Entries taken from a collection:
+-------+

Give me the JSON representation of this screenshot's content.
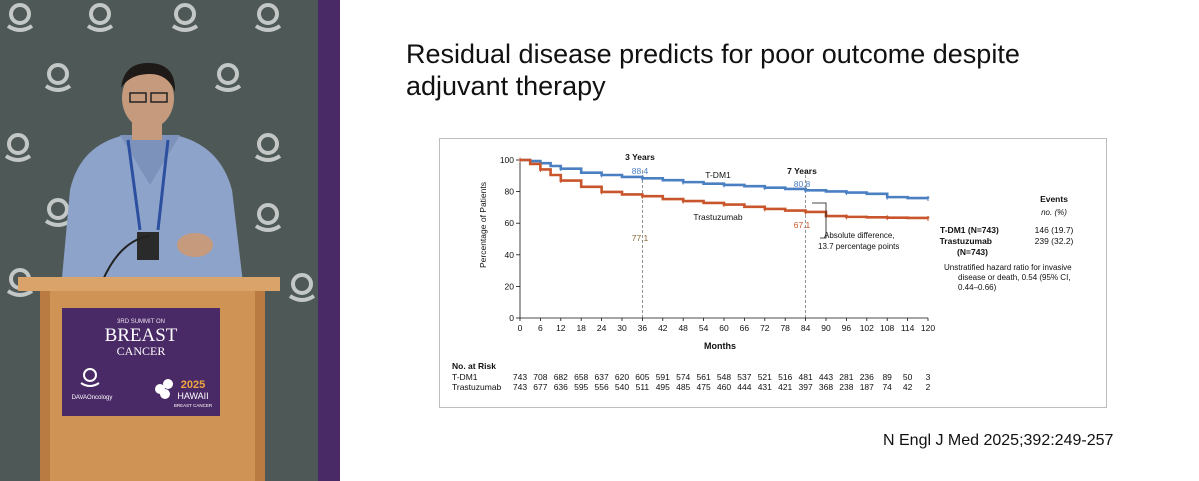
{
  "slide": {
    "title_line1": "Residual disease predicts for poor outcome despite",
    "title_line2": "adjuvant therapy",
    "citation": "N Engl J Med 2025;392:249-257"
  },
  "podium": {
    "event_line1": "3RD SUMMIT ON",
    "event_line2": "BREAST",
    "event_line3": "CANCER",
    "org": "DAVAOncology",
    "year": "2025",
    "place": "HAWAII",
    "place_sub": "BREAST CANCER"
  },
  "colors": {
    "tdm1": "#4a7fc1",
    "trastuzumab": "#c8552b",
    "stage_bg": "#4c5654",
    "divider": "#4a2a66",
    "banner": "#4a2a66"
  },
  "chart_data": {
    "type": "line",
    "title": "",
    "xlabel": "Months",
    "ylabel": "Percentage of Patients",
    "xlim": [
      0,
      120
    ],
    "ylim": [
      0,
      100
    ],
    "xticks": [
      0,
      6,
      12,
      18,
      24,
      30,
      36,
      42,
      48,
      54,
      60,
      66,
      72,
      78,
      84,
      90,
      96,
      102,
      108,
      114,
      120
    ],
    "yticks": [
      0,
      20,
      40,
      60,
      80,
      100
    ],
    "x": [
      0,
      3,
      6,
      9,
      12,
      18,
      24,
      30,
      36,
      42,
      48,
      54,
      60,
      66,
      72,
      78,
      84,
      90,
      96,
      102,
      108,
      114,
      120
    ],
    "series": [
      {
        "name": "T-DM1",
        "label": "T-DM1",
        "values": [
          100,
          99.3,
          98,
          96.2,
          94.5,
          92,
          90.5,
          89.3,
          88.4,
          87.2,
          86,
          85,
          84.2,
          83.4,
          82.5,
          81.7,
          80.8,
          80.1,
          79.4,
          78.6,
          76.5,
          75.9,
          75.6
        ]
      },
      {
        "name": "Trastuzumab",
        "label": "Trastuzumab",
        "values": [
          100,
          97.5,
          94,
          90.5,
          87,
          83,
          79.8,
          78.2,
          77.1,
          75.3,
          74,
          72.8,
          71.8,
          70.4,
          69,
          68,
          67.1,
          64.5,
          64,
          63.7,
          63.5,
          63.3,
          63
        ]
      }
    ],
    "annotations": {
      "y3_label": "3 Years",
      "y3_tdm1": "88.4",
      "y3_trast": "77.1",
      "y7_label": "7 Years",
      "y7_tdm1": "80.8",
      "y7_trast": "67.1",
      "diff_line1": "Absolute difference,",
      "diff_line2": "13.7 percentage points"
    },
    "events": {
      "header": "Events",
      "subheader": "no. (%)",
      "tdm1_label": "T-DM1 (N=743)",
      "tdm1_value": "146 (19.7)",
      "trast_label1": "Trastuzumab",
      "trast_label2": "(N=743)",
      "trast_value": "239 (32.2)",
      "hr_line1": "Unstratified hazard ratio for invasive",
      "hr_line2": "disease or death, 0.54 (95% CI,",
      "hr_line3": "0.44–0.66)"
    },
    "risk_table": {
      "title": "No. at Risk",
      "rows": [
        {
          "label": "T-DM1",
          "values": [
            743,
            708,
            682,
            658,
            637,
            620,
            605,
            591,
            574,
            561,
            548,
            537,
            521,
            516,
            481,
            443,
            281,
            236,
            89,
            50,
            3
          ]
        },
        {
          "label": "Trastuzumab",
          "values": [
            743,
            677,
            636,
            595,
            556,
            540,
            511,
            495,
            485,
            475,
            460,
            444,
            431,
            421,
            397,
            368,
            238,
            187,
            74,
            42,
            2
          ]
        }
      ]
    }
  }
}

+-------+

▸ Problem description: All that is needed is an exact copy of the entries above, minus the pictures.

▸ Output below:
Give me the JSON representation of this screenshot's content.
{
  "slide": {
    "title_line1": "Residual disease predicts for poor outcome despite",
    "title_line2": "adjuvant therapy",
    "citation": "N Engl J Med 2025;392:249-257"
  },
  "podium": {
    "event_line1": "3RD SUMMIT ON",
    "event_line2": "BREAST",
    "event_line3": "CANCER",
    "org": "DAVAOncology",
    "year": "2025",
    "place": "HAWAII",
    "place_sub": "BREAST CANCER"
  },
  "colors": {
    "tdm1": "#4a7fc1",
    "trastuzumab": "#c8552b",
    "stage_bg": "#4c5654",
    "divider": "#4a2a66",
    "banner": "#4a2a66"
  },
  "chart_data": {
    "type": "line",
    "title": "",
    "xlabel": "Months",
    "ylabel": "Percentage of Patients",
    "xlim": [
      0,
      120
    ],
    "ylim": [
      0,
      100
    ],
    "xticks": [
      0,
      6,
      12,
      18,
      24,
      30,
      36,
      42,
      48,
      54,
      60,
      66,
      72,
      78,
      84,
      90,
      96,
      102,
      108,
      114,
      120
    ],
    "yticks": [
      0,
      20,
      40,
      60,
      80,
      100
    ],
    "x": [
      0,
      3,
      6,
      9,
      12,
      18,
      24,
      30,
      36,
      42,
      48,
      54,
      60,
      66,
      72,
      78,
      84,
      90,
      96,
      102,
      108,
      114,
      120
    ],
    "series": [
      {
        "name": "T-DM1",
        "label": "T-DM1",
        "values": [
          100,
          99.3,
          98,
          96.2,
          94.5,
          92,
          90.5,
          89.3,
          88.4,
          87.2,
          86,
          85,
          84.2,
          83.4,
          82.5,
          81.7,
          80.8,
          80.1,
          79.4,
          78.6,
          76.5,
          75.9,
          75.6
        ]
      },
      {
        "name": "Trastuzumab",
        "label": "Trastuzumab",
        "values": [
          100,
          97.5,
          94,
          90.5,
          87,
          83,
          79.8,
          78.2,
          77.1,
          75.3,
          74,
          72.8,
          71.8,
          70.4,
          69,
          68,
          67.1,
          64.5,
          64,
          63.7,
          63.5,
          63.3,
          63
        ]
      }
    ],
    "annotations": {
      "y3_label": "3 Years",
      "y3_tdm1": "88.4",
      "y3_trast": "77.1",
      "y7_label": "7 Years",
      "y7_tdm1": "80.8",
      "y7_trast": "67.1",
      "diff_line1": "Absolute difference,",
      "diff_line2": "13.7 percentage points"
    },
    "events": {
      "header": "Events",
      "subheader": "no. (%)",
      "tdm1_label": "T-DM1 (N=743)",
      "tdm1_value": "146 (19.7)",
      "trast_label1": "Trastuzumab",
      "trast_label2": "(N=743)",
      "trast_value": "239 (32.2)",
      "hr_line1": "Unstratified hazard ratio for invasive",
      "hr_line2": "disease or death, 0.54 (95% CI,",
      "hr_line3": "0.44–0.66)"
    },
    "risk_table": {
      "title": "No. at Risk",
      "rows": [
        {
          "label": "T-DM1",
          "values": [
            743,
            708,
            682,
            658,
            637,
            620,
            605,
            591,
            574,
            561,
            548,
            537,
            521,
            516,
            481,
            443,
            281,
            236,
            89,
            50,
            3
          ]
        },
        {
          "label": "Trastuzumab",
          "values": [
            743,
            677,
            636,
            595,
            556,
            540,
            511,
            495,
            485,
            475,
            460,
            444,
            431,
            421,
            397,
            368,
            238,
            187,
            74,
            42,
            2
          ]
        }
      ]
    }
  }
}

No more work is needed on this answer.